EXTRACTED MATERIAL —
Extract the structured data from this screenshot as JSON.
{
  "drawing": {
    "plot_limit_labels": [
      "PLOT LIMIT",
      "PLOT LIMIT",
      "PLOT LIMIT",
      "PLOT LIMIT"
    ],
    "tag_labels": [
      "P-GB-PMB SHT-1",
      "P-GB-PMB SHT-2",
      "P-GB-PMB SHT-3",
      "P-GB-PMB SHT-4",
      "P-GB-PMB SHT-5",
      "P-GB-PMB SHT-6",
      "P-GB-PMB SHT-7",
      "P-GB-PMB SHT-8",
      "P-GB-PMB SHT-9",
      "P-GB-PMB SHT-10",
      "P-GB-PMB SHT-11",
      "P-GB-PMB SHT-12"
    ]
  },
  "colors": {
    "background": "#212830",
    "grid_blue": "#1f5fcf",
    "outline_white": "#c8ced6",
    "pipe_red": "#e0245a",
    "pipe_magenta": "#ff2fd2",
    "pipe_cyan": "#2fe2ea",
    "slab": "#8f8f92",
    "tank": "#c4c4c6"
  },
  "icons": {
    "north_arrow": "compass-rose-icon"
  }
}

WHAT YOU SHOULD DO — Return every line of the material exactly.

FINISHED ANSWER —
Extract the structured data from this screenshot as JSON.
{
  "drawing": {
    "plot_limit_labels": [
      "PLOT LIMIT",
      "PLOT LIMIT",
      "PLOT LIMIT",
      "PLOT LIMIT"
    ],
    "tag_labels": [
      "P-GB-PMB SHT-1",
      "P-GB-PMB SHT-2",
      "P-GB-PMB SHT-3",
      "P-GB-PMB SHT-4",
      "P-GB-PMB SHT-5",
      "P-GB-PMB SHT-6",
      "P-GB-PMB SHT-7",
      "P-GB-PMB SHT-8",
      "P-GB-PMB SHT-9",
      "P-GB-PMB SHT-10",
      "P-GB-PMB SHT-11",
      "P-GB-PMB SHT-12"
    ]
  },
  "colors": {
    "background": "#212830",
    "grid_blue": "#1f5fcf",
    "outline_white": "#c8ced6",
    "pipe_red": "#e0245a",
    "pipe_magenta": "#ff2fd2",
    "pipe_cyan": "#2fe2ea",
    "slab": "#8f8f92",
    "tank": "#c4c4c6"
  },
  "icons": {
    "north_arrow": "compass-rose-icon"
  }
}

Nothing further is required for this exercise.